Goal → Return all the entries exactly, keeping pictures out.

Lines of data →
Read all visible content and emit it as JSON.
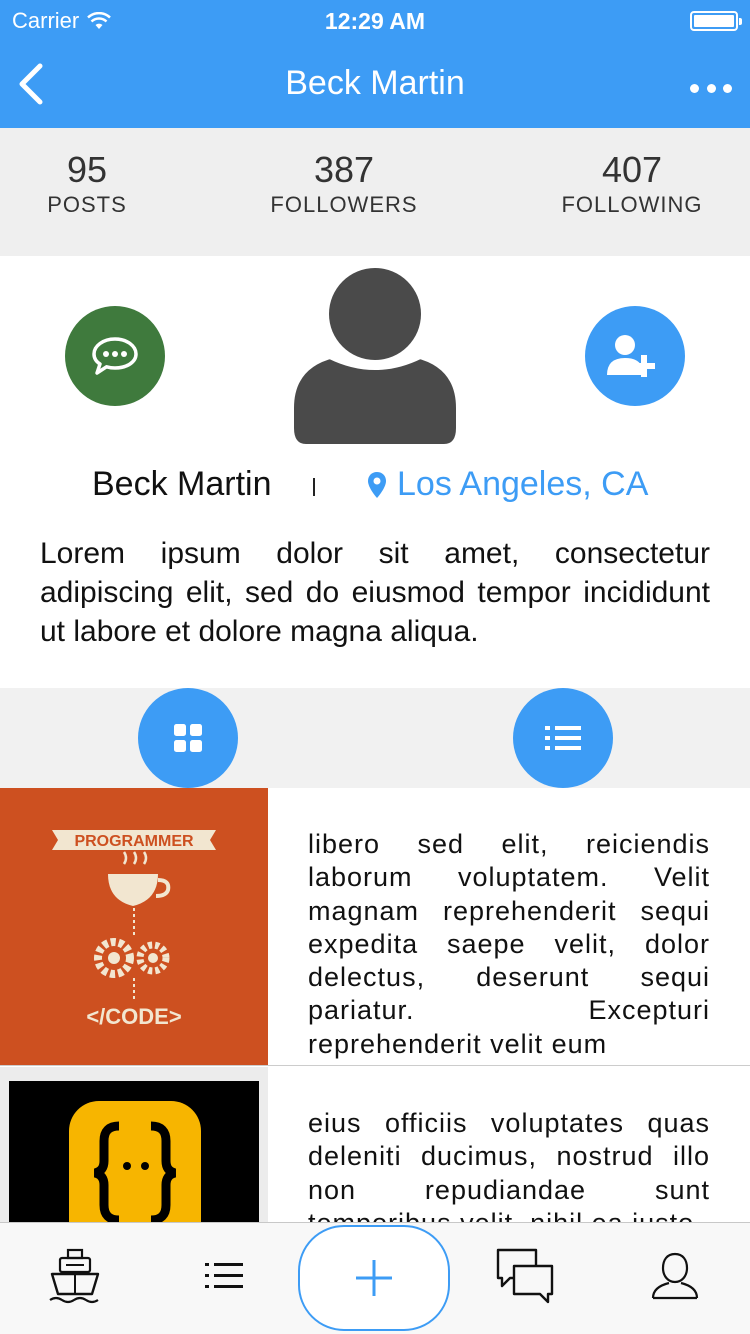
{
  "status_bar": {
    "carrier": "Carrier",
    "time": "12:29 AM"
  },
  "nav": {
    "title": "Beck Martin",
    "back_icon": "chevron-left-icon",
    "more_icon": "more-icon"
  },
  "stats": [
    {
      "value": "95",
      "label": "POSTS"
    },
    {
      "value": "387",
      "label": "FOLLOWERS"
    },
    {
      "value": "407",
      "label": "FOLLOWING"
    }
  ],
  "profile": {
    "name": "Beck Martin",
    "separator": "|",
    "location": "Los Angeles, CA",
    "bio": "Lorem ipsum dolor sit amet, consectetur adipiscing elit, sed do eiusmod tempor incididunt ut labore et dolore magna aliqua."
  },
  "posts": [
    {
      "thumb_title": "PROGRAMMER",
      "thumb_caption": "</CODE>",
      "text": " libero sed elit, reiciendis laborum voluptatem. Velit magnam reprehenderit sequi expedita saepe velit, dolor delectus, deserunt sequi pariatur. Excepturi reprehenderit velit eum"
    },
    {
      "text": " eius officiis voluptates quas deleniti ducimus, nostrud illo non repudiandae sunt temporibus velit, nihil ea iusto"
    }
  ],
  "colors": {
    "accent": "#3d9cf5",
    "message_green": "#3f7a3d",
    "avatar_gray": "#4a4a4a",
    "post_orange": "#cd5020"
  }
}
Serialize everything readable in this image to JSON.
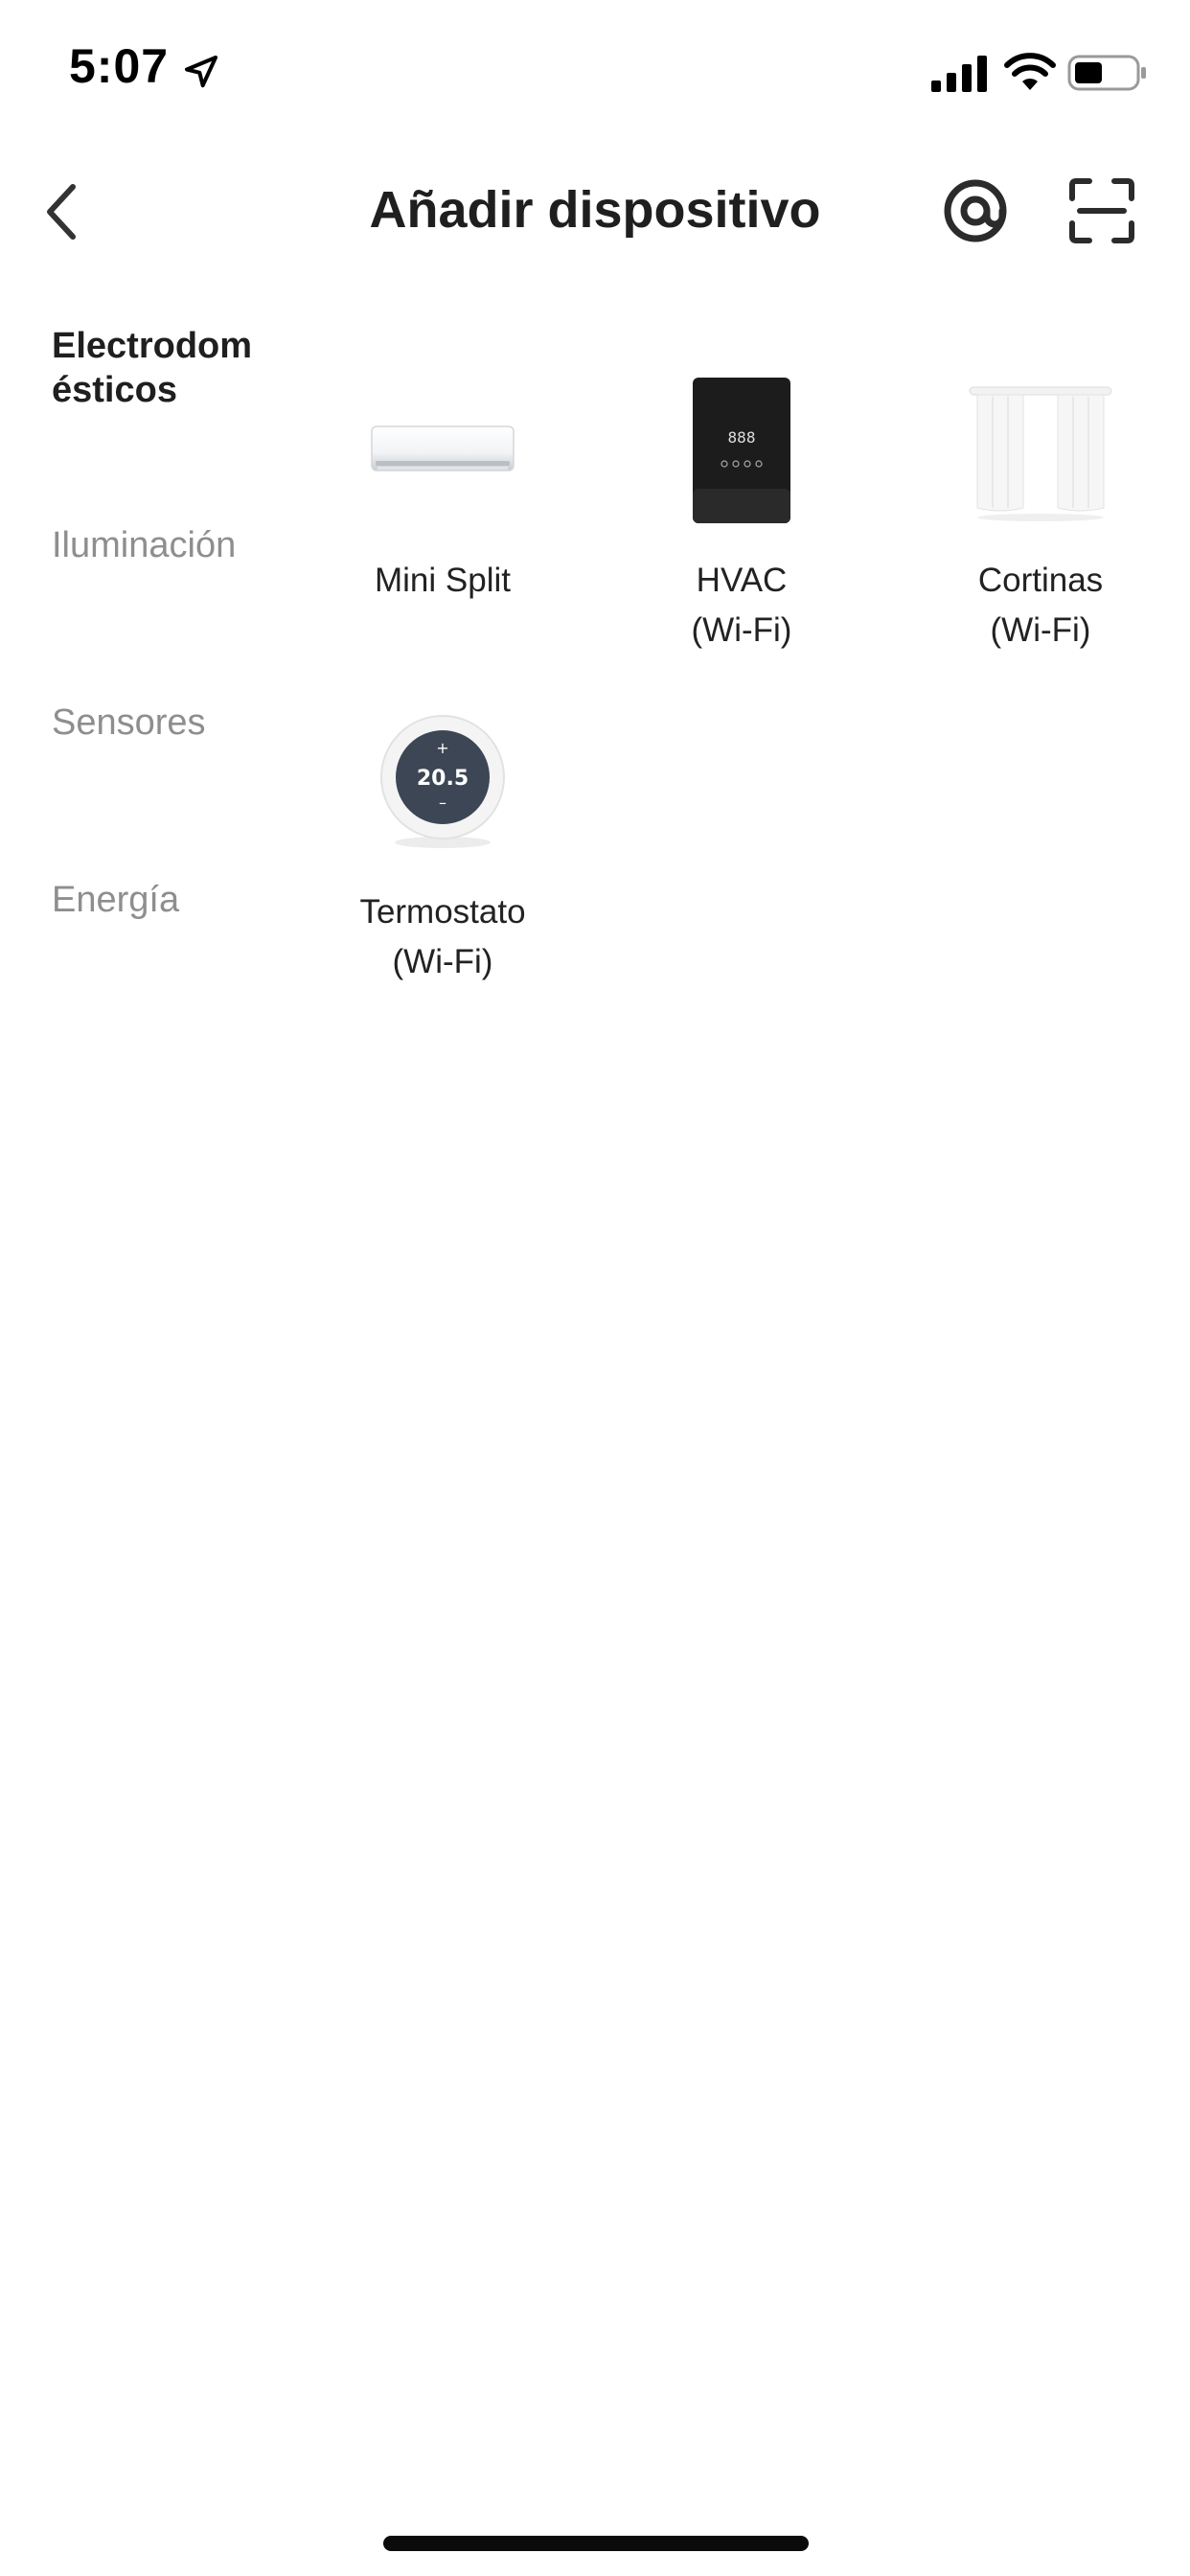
{
  "status_bar": {
    "time": "5:07",
    "icons": [
      "location-icon",
      "signal-icon",
      "wifi-icon",
      "battery-icon"
    ]
  },
  "header": {
    "title": "Añadir dispositivo",
    "back_icon": "chevron-left-icon",
    "at_icon": "at-sign-icon",
    "scan_icon": "scan-icon"
  },
  "sidebar": {
    "items": [
      {
        "label": "Electrodom\nésticos",
        "active": true
      },
      {
        "label": "Iluminación",
        "active": false
      },
      {
        "label": "Sensores",
        "active": false
      },
      {
        "label": "Energía",
        "active": false
      }
    ]
  },
  "devices": [
    {
      "label": "Mini Split",
      "icon": "mini-split-image"
    },
    {
      "label": "HVAC\n(Wi-Fi)",
      "icon": "hvac-panel-image",
      "panel_text": "888"
    },
    {
      "label": "Cortinas\n(Wi-Fi)",
      "icon": "curtains-image"
    },
    {
      "label": "Termostato\n(Wi-Fi)",
      "icon": "thermostat-image",
      "display": {
        "plus": "+",
        "value": "20.5",
        "minus": "–"
      }
    }
  ],
  "colors": {
    "text_active": "#1f1f1f",
    "text_inactive": "#8e8e8e",
    "background": "#ffffff"
  }
}
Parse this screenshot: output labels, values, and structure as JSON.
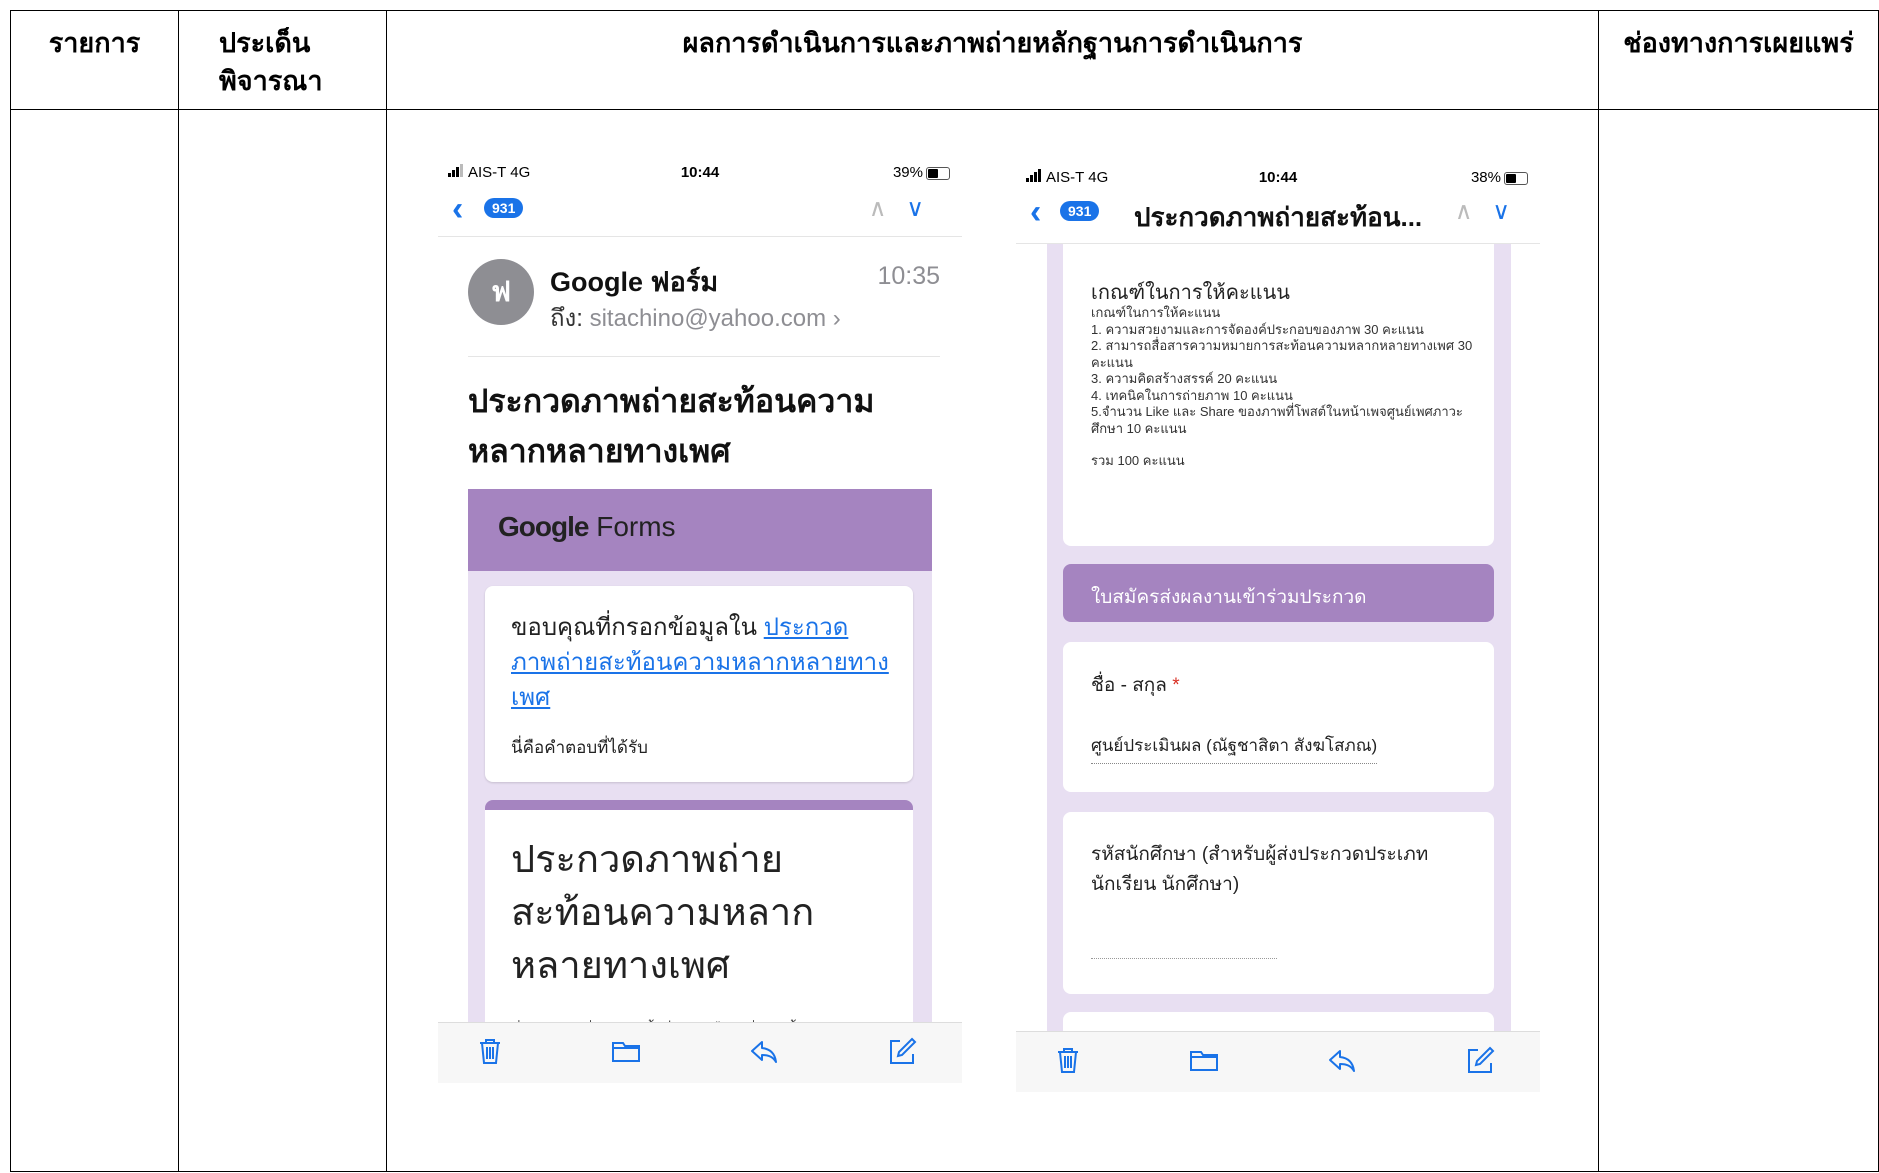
{
  "table": {
    "headers": [
      "รายการ",
      "ประเด็นพิจารณา",
      "ผลการดำเนินการและภาพถ่ายหลักฐานการดำเนินการ",
      "ช่องทางการเผยแพร่"
    ]
  },
  "phone1": {
    "carrier": "AIS-T 4G",
    "time": "10:44",
    "battery": "39%",
    "badge": "931",
    "sender_initial": "ฟ",
    "sender": "Google ฟอร์ม",
    "received_time": "10:35",
    "to_label": "ถึง:",
    "to_email": "sitachino@yahoo.com",
    "subject": "ประกวดภาพถ่ายสะท้อนความหลากหลายทางเพศ",
    "forms_brand_google": "Google",
    "forms_brand_forms": "Forms",
    "thanks_prefix": "ขอบคุณที่กรอกข้อมูลใน",
    "thanks_link": "ประกวดภาพถ่ายสะท้อนความหลากหลายทางเพศ",
    "response_note": "นี่คือคำตอบที่ได้รับ",
    "form_title": "ประกวดภาพถ่ายสะท้อนความหลากหลายทางเพศ",
    "form_desc": "ช่องทางการส่งผลงานเข้าประกวด \"ภาพถ่ายสะท้อน"
  },
  "phone2": {
    "carrier": "AIS-T 4G",
    "time": "10:44",
    "battery": "38%",
    "badge": "931",
    "nav_title": "ประกวดภาพถ่ายสะท้อน...",
    "criteria_title": "เกณฑ์ในการให้คะแนน",
    "criteria_sub": "เกณฑ์ในการให้คะแนน",
    "criteria_items": [
      "1. ความสวยงามและการจัดองค์ประกอบของภาพ 30 คะแนน",
      "2. สามารถสื่อสารความหมายการสะท้อนความหลากหลายทางเพศ 30 คะแนน",
      "3. ความคิดสร้างสรรค์ 20 คะแนน",
      "4. เทคนิคในการถ่ายภาพ 10 คะแนน",
      "5.จำนวน Like และ Share ของภาพที่โพสต์ในหน้าเพจศูนย์เพศภาวะศึกษา 10 คะแนน"
    ],
    "criteria_total": "รวม 100 คะแนน",
    "section_header": "ใบสมัครส่งผลงานเข้าร่วมประกวด",
    "name_label": "ชื่อ - สกุล",
    "required_mark": "*",
    "name_answer": "ศูนย์ประเมินผล (ณัฐชาสิตา สังฆโสภณ)",
    "student_id_label": "รหัสนักศึกษา (สำหรับผู้ส่งประกวดประเภทนักเรียน นักศึกษา)"
  }
}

Expected answer →
Read all visible content and emit it as JSON.
{
  "status_bar": {
    "carrier": "Carrier",
    "time": "12:29 AM"
  },
  "nav": {
    "title": "Beck Martin",
    "back_icon": "chevron-left-icon",
    "more_icon": "more-icon"
  },
  "stats": [
    {
      "value": "95",
      "label": "POSTS"
    },
    {
      "value": "387",
      "label": "FOLLOWERS"
    },
    {
      "value": "407",
      "label": "FOLLOWING"
    }
  ],
  "profile": {
    "name": "Beck Martin",
    "separator": "|",
    "location": "Los Angeles, CA",
    "bio": "Lorem ipsum dolor sit amet, consectetur adipiscing elit, sed do eiusmod tempor incididunt ut labore et dolore magna aliqua."
  },
  "posts": [
    {
      "thumb_title": "PROGRAMMER",
      "thumb_caption": "</CODE>",
      "text": " libero sed elit, reiciendis laborum voluptatem. Velit magnam reprehenderit sequi expedita saepe velit, dolor delectus, deserunt sequi pariatur. Excepturi reprehenderit velit eum"
    },
    {
      "text": " eius officiis voluptates quas deleniti ducimus, nostrud illo non repudiandae sunt temporibus velit, nihil ea iusto"
    }
  ],
  "colors": {
    "accent": "#3d9cf5",
    "message_green": "#3f7a3d",
    "avatar_gray": "#4a4a4a",
    "post_orange": "#cd5020"
  }
}
Serialize everything readable in this image to JSON.
{
  "status_bar": {
    "time": "5:07",
    "icons": [
      "location-icon",
      "signal-icon",
      "wifi-icon",
      "battery-icon"
    ]
  },
  "header": {
    "title": "Añadir dispositivo",
    "back_icon": "chevron-left-icon",
    "at_icon": "at-sign-icon",
    "scan_icon": "scan-icon"
  },
  "sidebar": {
    "items": [
      {
        "label": "Electrodom\nésticos",
        "active": true
      },
      {
        "label": "Iluminación",
        "active": false
      },
      {
        "label": "Sensores",
        "active": false
      },
      {
        "label": "Energía",
        "active": false
      }
    ]
  },
  "devices": [
    {
      "label": "Mini Split",
      "icon": "mini-split-image"
    },
    {
      "label": "HVAC\n(Wi-Fi)",
      "icon": "hvac-panel-image",
      "panel_text": "888"
    },
    {
      "label": "Cortinas\n(Wi-Fi)",
      "icon": "curtains-image"
    },
    {
      "label": "Termostato\n(Wi-Fi)",
      "icon": "thermostat-image",
      "display": {
        "plus": "+",
        "value": "20.5",
        "minus": "–"
      }
    }
  ],
  "colors": {
    "text_active": "#1f1f1f",
    "text_inactive": "#8e8e8e",
    "background": "#ffffff"
  }
}
Parse this screenshot: output labels, values, and structure as JSON.
{
  "table": {
    "headers": [
      "รายการ",
      "ประเด็นพิจารณา",
      "ผลการดำเนินการและภาพถ่ายหลักฐานการดำเนินการ",
      "ช่องทางการเผยแพร่"
    ]
  },
  "phone1": {
    "carrier": "AIS-T 4G",
    "time": "10:44",
    "battery": "39%",
    "badge": "931",
    "sender_initial": "ฟ",
    "sender": "Google ฟอร์ม",
    "received_time": "10:35",
    "to_label": "ถึง:",
    "to_email": "sitachino@yahoo.com",
    "subject": "ประกวดภาพถ่ายสะท้อนความหลากหลายทางเพศ",
    "forms_brand_google": "Google",
    "forms_brand_forms": "Forms",
    "thanks_prefix": "ขอบคุณที่กรอกข้อมูลใน",
    "thanks_link": "ประกวดภาพถ่ายสะท้อนความหลากหลายทางเพศ",
    "response_note": "นี่คือคำตอบที่ได้รับ",
    "form_title": "ประกวดภาพถ่ายสะท้อนความหลากหลายทางเพศ",
    "form_desc": "ช่องทางการส่งผลงานเข้าประกวด \"ภาพถ่ายสะท้อน"
  },
  "phone2": {
    "carrier": "AIS-T 4G",
    "time": "10:44",
    "battery": "38%",
    "badge": "931",
    "nav_title": "ประกวดภาพถ่ายสะท้อน...",
    "criteria_title": "เกณฑ์ในการให้คะแนน",
    "criteria_sub": "เกณฑ์ในการให้คะแนน",
    "criteria_items": [
      "1. ความสวยงามและการจัดองค์ประกอบของภาพ 30 คะแนน",
      "2. สามารถสื่อสารความหมายการสะท้อนความหลากหลายทางเพศ 30 คะแนน",
      "3. ความคิดสร้างสรรค์ 20 คะแนน",
      "4. เทคนิคในการถ่ายภาพ 10 คะแนน",
      "5.จำนวน Like และ Share ของภาพที่โพสต์ในหน้าเพจศูนย์เพศภาวะศึกษา 10 คะแนน"
    ],
    "criteria_total": "รวม 100 คะแนน",
    "section_header": "ใบสมัครส่งผลงานเข้าร่วมประกวด",
    "name_label": "ชื่อ - สกุล",
    "required_mark": "*",
    "name_answer": "ศูนย์ประเมินผล (ณัฐชาสิตา สังฆโสภณ)",
    "student_id_label": "รหัสนักศึกษา (สำหรับผู้ส่งประกวดประเภทนักเรียน นักศึกษา)"
  }
}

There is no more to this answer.